• **Goal of the exercise**:
Read the data and repeat it in full, exactly.

——————

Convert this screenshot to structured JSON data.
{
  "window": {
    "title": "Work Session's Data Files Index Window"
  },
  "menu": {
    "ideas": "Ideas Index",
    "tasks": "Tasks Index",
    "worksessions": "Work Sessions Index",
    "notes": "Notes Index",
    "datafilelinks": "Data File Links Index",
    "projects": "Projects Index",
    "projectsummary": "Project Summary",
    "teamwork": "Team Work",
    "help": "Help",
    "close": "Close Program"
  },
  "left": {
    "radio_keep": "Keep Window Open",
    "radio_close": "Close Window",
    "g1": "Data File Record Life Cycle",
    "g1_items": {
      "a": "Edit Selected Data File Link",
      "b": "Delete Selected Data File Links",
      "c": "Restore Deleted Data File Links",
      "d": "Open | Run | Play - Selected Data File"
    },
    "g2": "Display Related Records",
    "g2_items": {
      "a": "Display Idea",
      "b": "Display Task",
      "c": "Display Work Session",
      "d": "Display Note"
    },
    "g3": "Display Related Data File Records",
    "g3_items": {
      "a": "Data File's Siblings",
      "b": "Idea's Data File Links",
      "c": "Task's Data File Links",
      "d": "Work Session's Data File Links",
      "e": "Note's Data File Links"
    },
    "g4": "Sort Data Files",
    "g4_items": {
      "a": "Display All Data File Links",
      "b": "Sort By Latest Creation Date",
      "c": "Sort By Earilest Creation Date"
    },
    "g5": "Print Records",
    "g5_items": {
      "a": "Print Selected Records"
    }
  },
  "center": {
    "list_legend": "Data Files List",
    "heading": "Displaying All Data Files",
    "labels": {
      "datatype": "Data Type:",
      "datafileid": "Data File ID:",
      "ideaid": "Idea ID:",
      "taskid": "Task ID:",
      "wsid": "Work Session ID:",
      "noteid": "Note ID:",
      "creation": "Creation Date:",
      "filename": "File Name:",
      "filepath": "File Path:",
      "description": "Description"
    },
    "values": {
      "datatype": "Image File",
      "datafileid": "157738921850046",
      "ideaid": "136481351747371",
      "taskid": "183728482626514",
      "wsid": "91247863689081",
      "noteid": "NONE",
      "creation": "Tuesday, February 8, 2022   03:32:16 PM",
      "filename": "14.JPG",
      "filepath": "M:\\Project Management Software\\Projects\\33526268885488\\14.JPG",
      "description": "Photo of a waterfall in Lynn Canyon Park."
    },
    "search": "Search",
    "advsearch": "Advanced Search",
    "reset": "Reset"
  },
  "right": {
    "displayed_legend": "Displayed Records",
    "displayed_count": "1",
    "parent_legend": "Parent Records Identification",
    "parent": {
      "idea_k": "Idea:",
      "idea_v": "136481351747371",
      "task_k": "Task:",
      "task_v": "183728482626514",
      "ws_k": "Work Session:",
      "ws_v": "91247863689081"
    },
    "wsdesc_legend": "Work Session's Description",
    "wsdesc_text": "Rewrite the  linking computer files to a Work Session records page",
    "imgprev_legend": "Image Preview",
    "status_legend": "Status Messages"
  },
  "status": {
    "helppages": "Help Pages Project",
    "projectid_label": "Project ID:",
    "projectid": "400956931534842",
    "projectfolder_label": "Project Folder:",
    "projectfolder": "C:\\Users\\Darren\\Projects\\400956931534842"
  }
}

——————

• **Finished exercise**:
Convert this screenshot to structured JSON data.
{
  "window": {
    "title": "Work Session's Data Files Index Window"
  },
  "menu": {
    "ideas": "Ideas Index",
    "tasks": "Tasks Index",
    "worksessions": "Work Sessions Index",
    "notes": "Notes Index",
    "datafilelinks": "Data File Links Index",
    "projects": "Projects Index",
    "projectsummary": "Project Summary",
    "teamwork": "Team Work",
    "help": "Help",
    "close": "Close Program"
  },
  "left": {
    "radio_keep": "Keep Window Open",
    "radio_close": "Close Window",
    "g1": "Data File Record Life Cycle",
    "g1_items": {
      "a": "Edit Selected Data File Link",
      "b": "Delete Selected Data File Links",
      "c": "Restore Deleted Data File Links",
      "d": "Open | Run | Play - Selected Data File"
    },
    "g2": "Display Related Records",
    "g2_items": {
      "a": "Display Idea",
      "b": "Display Task",
      "c": "Display Work Session",
      "d": "Display Note"
    },
    "g3": "Display Related Data File Records",
    "g3_items": {
      "a": "Data File's Siblings",
      "b": "Idea's Data File Links",
      "c": "Task's Data File Links",
      "d": "Work Session's Data File Links",
      "e": "Note's Data File Links"
    },
    "g4": "Sort Data Files",
    "g4_items": {
      "a": "Display All Data File Links",
      "b": "Sort By Latest Creation Date",
      "c": "Sort By Earilest Creation Date"
    },
    "g5": "Print Records",
    "g5_items": {
      "a": "Print Selected Records"
    }
  },
  "center": {
    "list_legend": "Data Files List",
    "heading": "Displaying All Data Files",
    "labels": {
      "datatype": "Data Type:",
      "datafileid": "Data File ID:",
      "ideaid": "Idea ID:",
      "taskid": "Task ID:",
      "wsid": "Work Session ID:",
      "noteid": "Note ID:",
      "creation": "Creation Date:",
      "filename": "File Name:",
      "filepath": "File Path:",
      "description": "Description"
    },
    "values": {
      "datatype": "Image File",
      "datafileid": "157738921850046",
      "ideaid": "136481351747371",
      "taskid": "183728482626514",
      "wsid": "91247863689081",
      "noteid": "NONE",
      "creation": "Tuesday, February 8, 2022   03:32:16 PM",
      "filename": "14.JPG",
      "filepath": "M:\\Project Management Software\\Projects\\33526268885488\\14.JPG",
      "description": "Photo of a waterfall in Lynn Canyon Park."
    },
    "search": "Search",
    "advsearch": "Advanced Search",
    "reset": "Reset"
  },
  "right": {
    "displayed_legend": "Displayed Records",
    "displayed_count": "1",
    "parent_legend": "Parent Records Identification",
    "parent": {
      "idea_k": "Idea:",
      "idea_v": "136481351747371",
      "task_k": "Task:",
      "task_v": "183728482626514",
      "ws_k": "Work Session:",
      "ws_v": "91247863689081"
    },
    "wsdesc_legend": "Work Session's Description",
    "wsdesc_text": "Rewrite the  linking computer files to a Work Session records page",
    "imgprev_legend": "Image Preview",
    "status_legend": "Status Messages"
  },
  "status": {
    "helppages": "Help Pages Project",
    "projectid_label": "Project ID:",
    "projectid": "400956931534842",
    "projectfolder_label": "Project Folder:",
    "projectfolder": "C:\\Users\\Darren\\Projects\\400956931534842"
  }
}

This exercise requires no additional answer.